---------- Data records

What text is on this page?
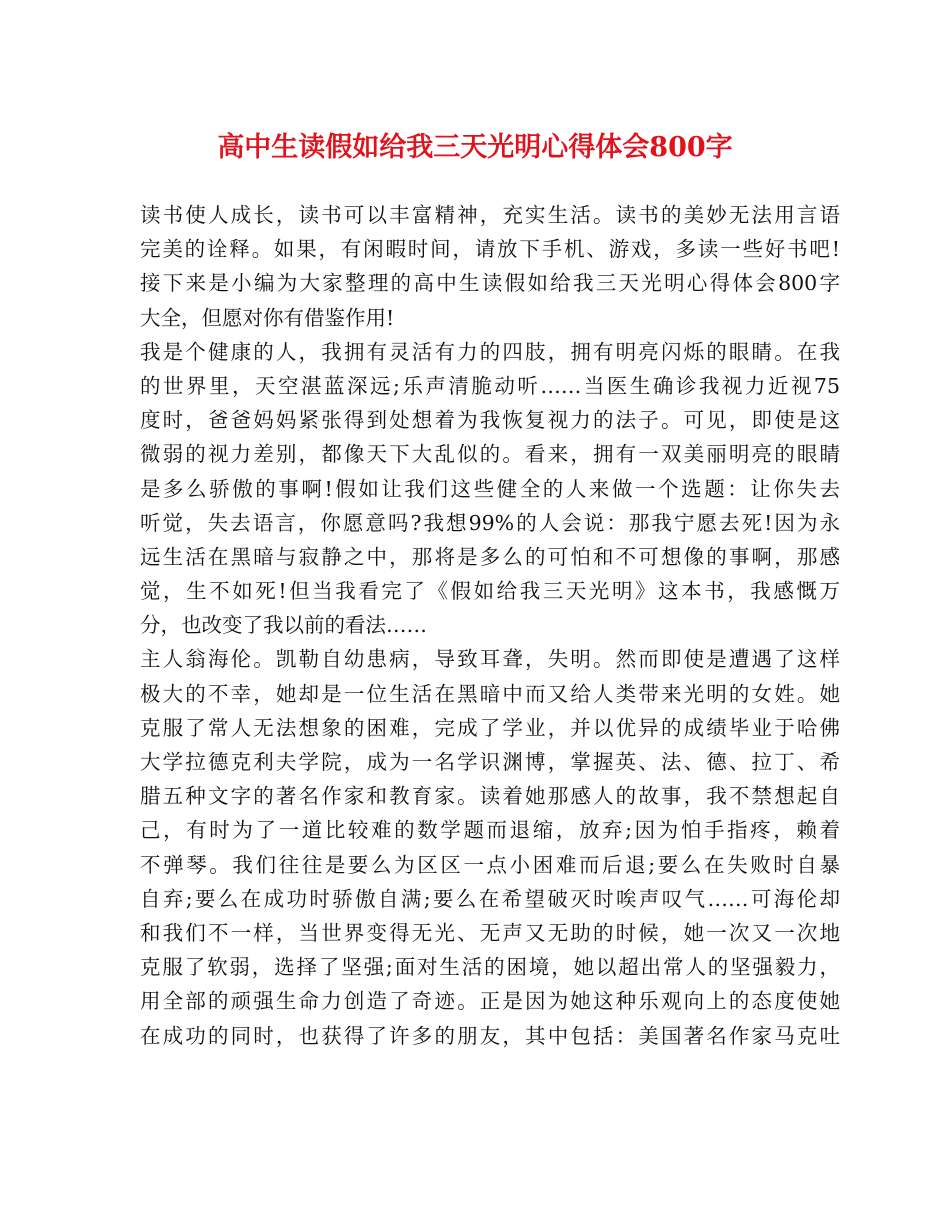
高中生读假如给我三天光明心得体会800字
读书使人成长，读书可以丰富精神，充实生活。读书的美妙无法用言语
完美的诠释。如果，有闲暇时间，请放下手机、游戏，多读一些好书吧!
接下来是小编为大家整理的高中生读假如给我三天光明心得体会800字
大全，但愿对你有借鉴作用!
我是个健康的人，我拥有灵活有力的四肢，拥有明亮闪烁的眼睛。在我
的世界里，天空湛蓝深远;乐声清脆动听……当医生确诊我视力近视75
度时，爸爸妈妈紧张得到处想着为我恢复视力的法子。可见，即使是这
微弱的视力差别，都像天下大乱似的。看来，拥有一双美丽明亮的眼睛
是多么骄傲的事啊!假如让我们这些健全的人来做一个选题：让你失去
听觉，失去语言，你愿意吗?我想99%的人会说：那我宁愿去死!因为永
远生活在黑暗与寂静之中，那将是多么的可怕和不可想像的事啊，那感
觉，生不如死!但当我看完了《假如给我三天光明》这本书，我感慨万
分，也改变了我以前的看法……
主人翁海伦。凯勒自幼患病，导致耳聋，失明。然而即使是遭遇了这样
极大的不幸，她却是一位生活在黑暗中而又给人类带来光明的女姓。她
克服了常人无法想象的困难，完成了学业，并以优异的成绩毕业于哈佛
大学拉德克利夫学院，成为一名学识渊博，掌握英、法、德、拉丁、希
腊五种文字的著名作家和教育家。读着她那感人的故事，我不禁想起自
己，有时为了一道比较难的数学题而退缩，放弃;因为怕手指疼，赖着
不弹琴。我们往往是要么为区区一点小困难而后退;要么在失败时自暴
自弃;要么在成功时骄傲自满;要么在希望破灭时唉声叹气……可海伦却
和我们不一样，当世界变得无光、无声又无助的时候，她一次又一次地
克服了软弱，选择了坚强;面对生活的困境，她以超出常人的坚强毅力，
用全部的顽强生命力创造了奇迹。正是因为她这种乐观向上的态度使她
在成功的同时，也获得了许多的朋友，其中包括：美国著名作家马克吐
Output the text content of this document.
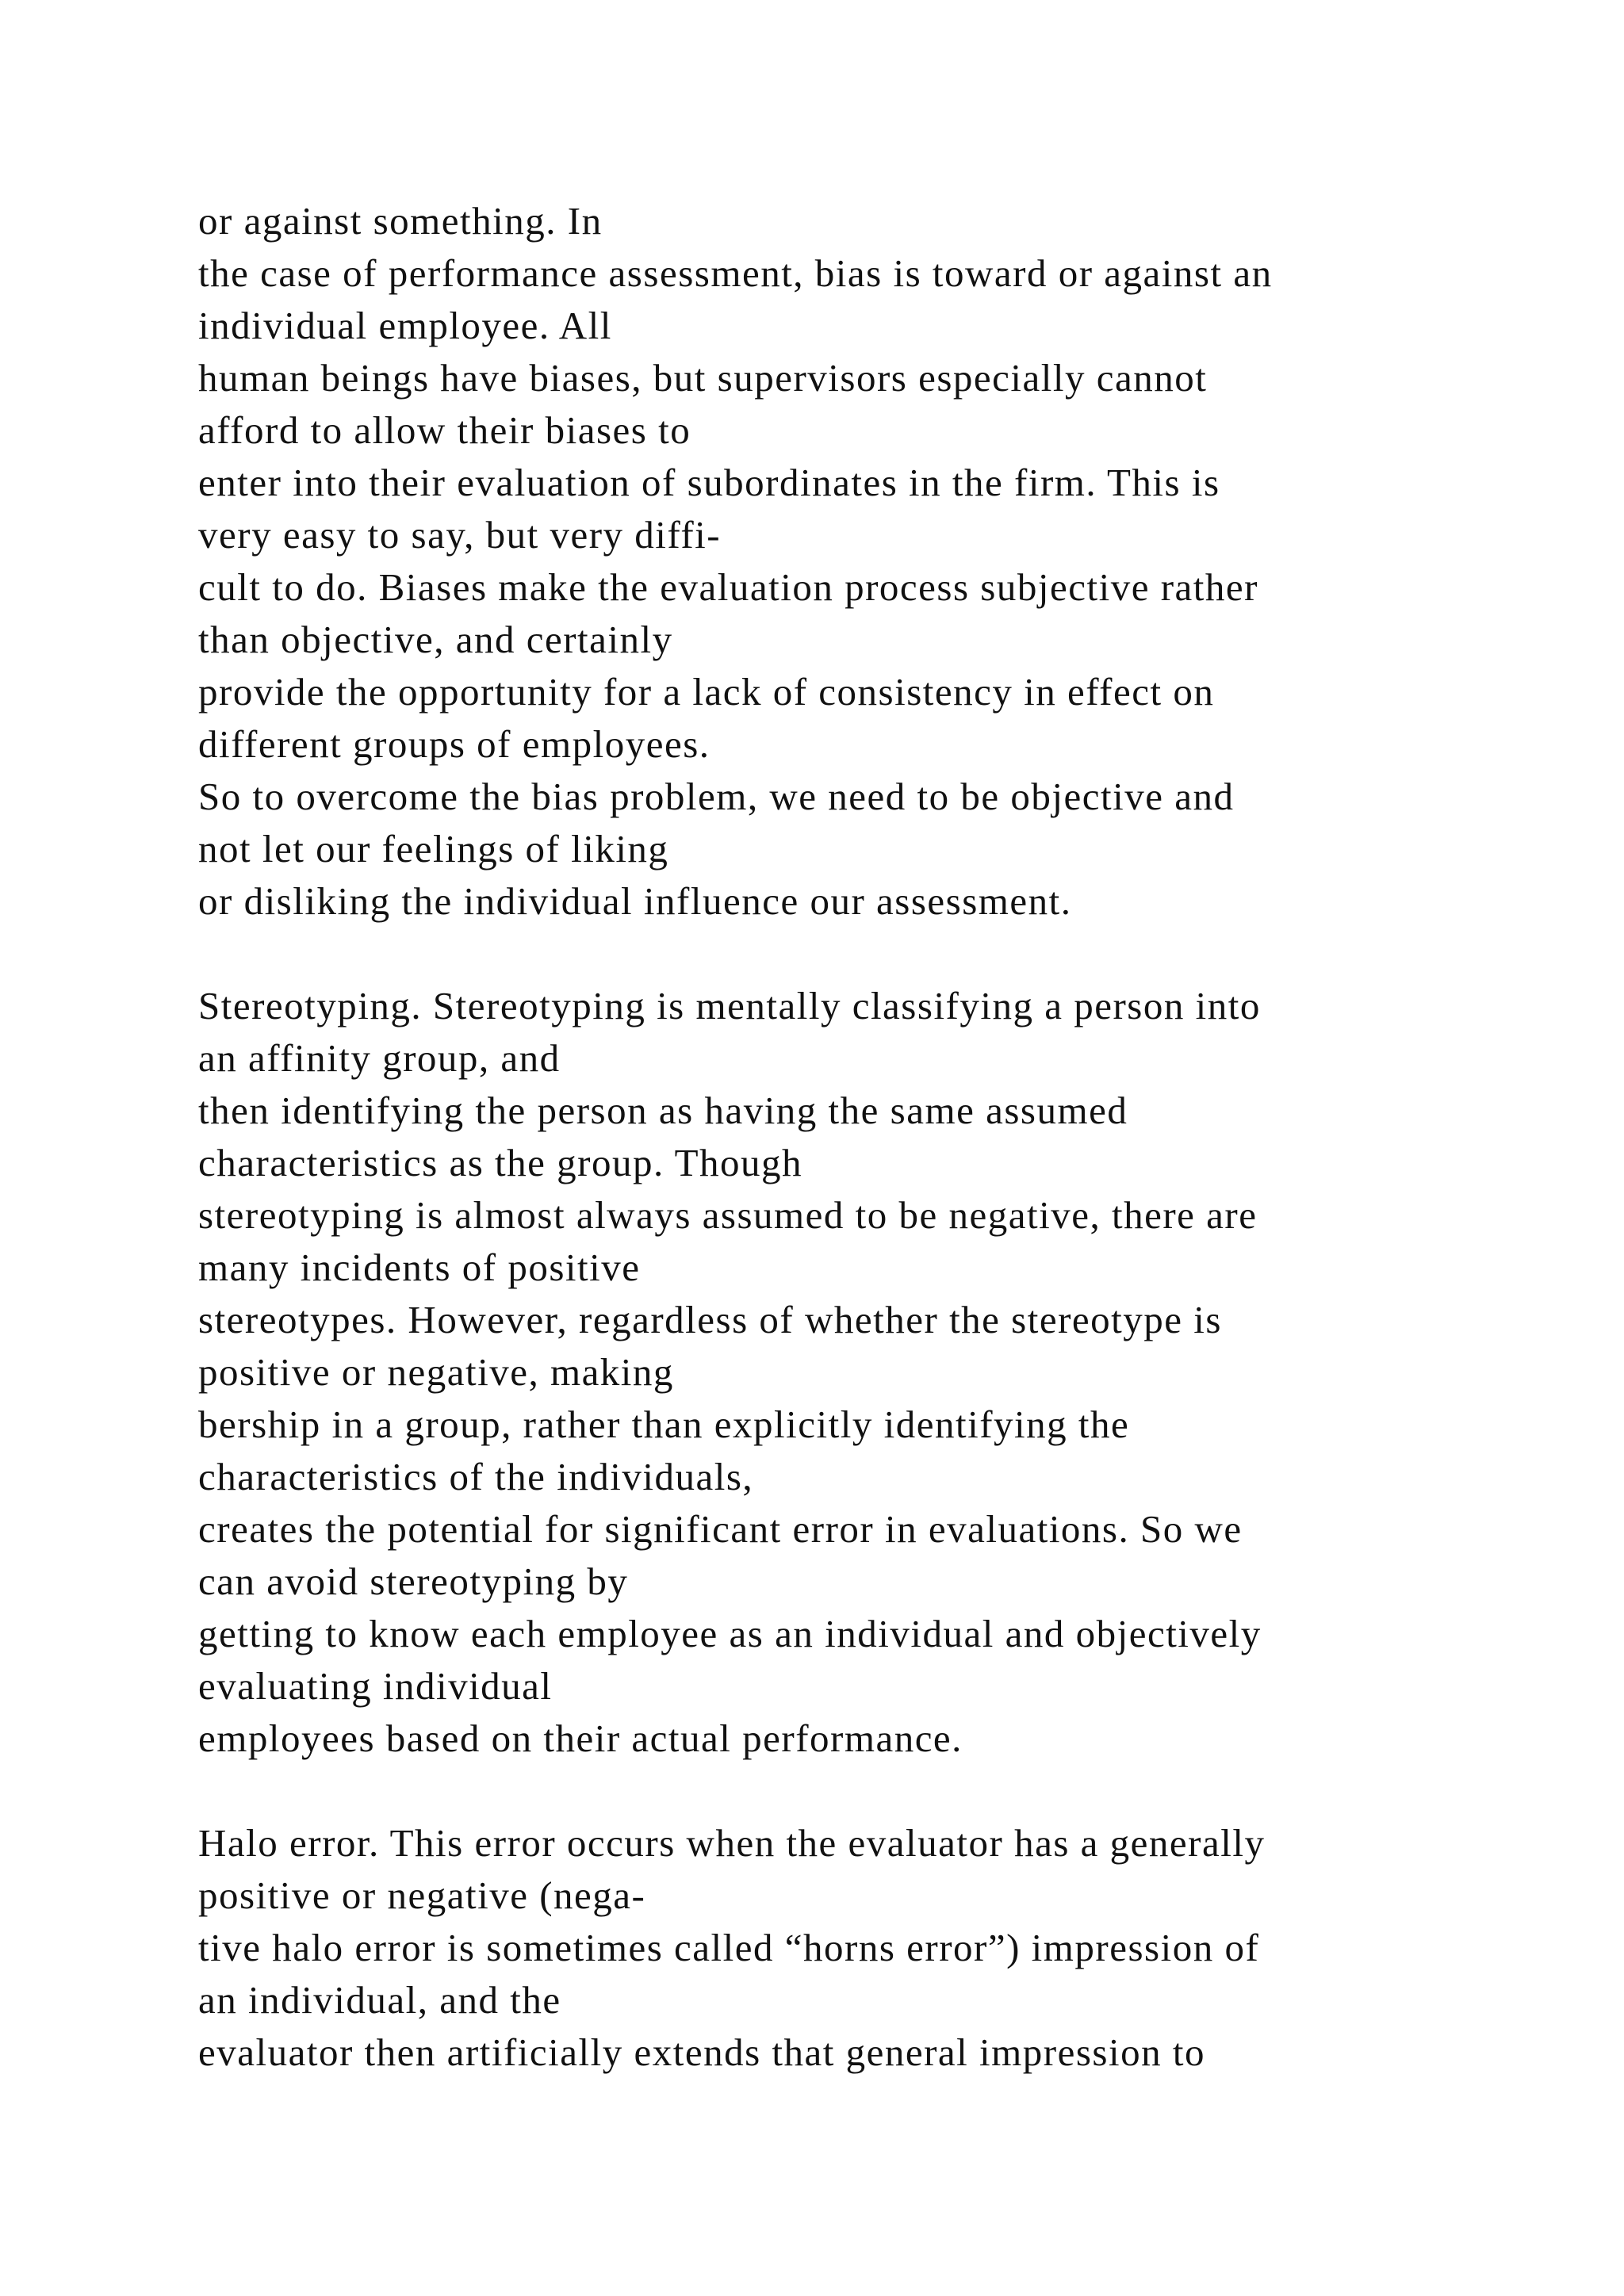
or against something. In
the case of performance assessment, bias is toward or against an
individual employee. All
human beings have biases, but supervisors especially cannot
afford to allow their biases to
enter into their evaluation of subordinates in the firm. This is
very easy to say, but very diffi-
cult to do. Biases make the evaluation process subjective rather
than objective, and certainly
provide the opportunity for a lack of consistency in effect on
different groups of employees.
So to overcome the bias problem, we need to be objective and
not let our feelings of liking
or disliking the individual influence our assessment.
Stereotyping. Stereotyping is mentally classifying a person into
an affinity group, and
then identifying the person as having the same assumed
characteristics as the group. Though
stereotyping is almost always assumed to be negative, there are
many incidents of positive
stereotypes. However, regardless of whether the stereotype is
positive or negative, making
bership in a group, rather than explicitly identifying the
characteristics of the individuals,
creates the potential for significant error in evaluations. So we
can avoid stereotyping by
getting to know each employee as an individual and objectively
evaluating individual
employees based on their actual performance.
Halo error. This error occurs when the evaluator has a generally
positive or negative (nega-
tive halo error is sometimes called “horns error”) impression of
an individual, and the
evaluator then artificially extends that general impression to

--------------------

Exercise requirements
Give an exact copy of the material, leaving out every picture.

Correct output
What text is on this page?
高中生读假如给我三天光明心得体会800字
读书使人成长，读书可以丰富精神，充实生活。读书的美妙无法用言语
完美的诠释。如果，有闲暇时间，请放下手机、游戏，多读一些好书吧!
接下来是小编为大家整理的高中生读假如给我三天光明心得体会800字
大全，但愿对你有借鉴作用!
我是个健康的人，我拥有灵活有力的四肢，拥有明亮闪烁的眼睛。在我
的世界里，天空湛蓝深远;乐声清脆动听……当医生确诊我视力近视75
度时，爸爸妈妈紧张得到处想着为我恢复视力的法子。可见，即使是这
微弱的视力差别，都像天下大乱似的。看来，拥有一双美丽明亮的眼睛
是多么骄傲的事啊!假如让我们这些健全的人来做一个选题：让你失去
听觉，失去语言，你愿意吗?我想99%的人会说：那我宁愿去死!因为永
远生活在黑暗与寂静之中，那将是多么的可怕和不可想像的事啊，那感
觉，生不如死!但当我看完了《假如给我三天光明》这本书，我感慨万
分，也改变了我以前的看法……
主人翁海伦。凯勒自幼患病，导致耳聋，失明。然而即使是遭遇了这样
极大的不幸，她却是一位生活在黑暗中而又给人类带来光明的女姓。她
克服了常人无法想象的困难，完成了学业，并以优异的成绩毕业于哈佛
大学拉德克利夫学院，成为一名学识渊博，掌握英、法、德、拉丁、希
腊五种文字的著名作家和教育家。读着她那感人的故事，我不禁想起自
己，有时为了一道比较难的数学题而退缩，放弃;因为怕手指疼，赖着
不弹琴。我们往往是要么为区区一点小困难而后退;要么在失败时自暴
自弃;要么在成功时骄傲自满;要么在希望破灭时唉声叹气……可海伦却
和我们不一样，当世界变得无光、无声又无助的时候，她一次又一次地
克服了软弱，选择了坚强;面对生活的困境，她以超出常人的坚强毅力，
用全部的顽强生命力创造了奇迹。正是因为她这种乐观向上的态度使她
在成功的同时，也获得了许多的朋友，其中包括：美国著名作家马克吐
Output the text content of this document.
or against something. In
the case of performance assessment, bias is toward or against an
individual employee. All
human beings have biases, but supervisors especially cannot
afford to allow their biases to
enter into their evaluation of subordinates in the firm. This is
very easy to say, but very diffi-
cult to do. Biases make the evaluation process subjective rather
than objective, and certainly
provide the opportunity for a lack of consistency in effect on
different groups of employees.
So to overcome the bias problem, we need to be objective and
not let our feelings of liking
or disliking the individual influence our assessment.
Stereotyping. Stereotyping is mentally classifying a person into
an affinity group, and
then identifying the person as having the same assumed
characteristics as the group. Though
stereotyping is almost always assumed to be negative, there are
many incidents of positive
stereotypes. However, regardless of whether the stereotype is
positive or negative, making
bership in a group, rather than explicitly identifying the
characteristics of the individuals,
creates the potential for significant error in evaluations. So we
can avoid stereotyping by
getting to know each employee as an individual and objectively
evaluating individual
employees based on their actual performance.
Halo error. This error occurs when the evaluator has a generally
positive or negative (nega-
tive halo error is sometimes called “horns error”) impression of
an individual, and the
evaluator then artificially extends that general impression to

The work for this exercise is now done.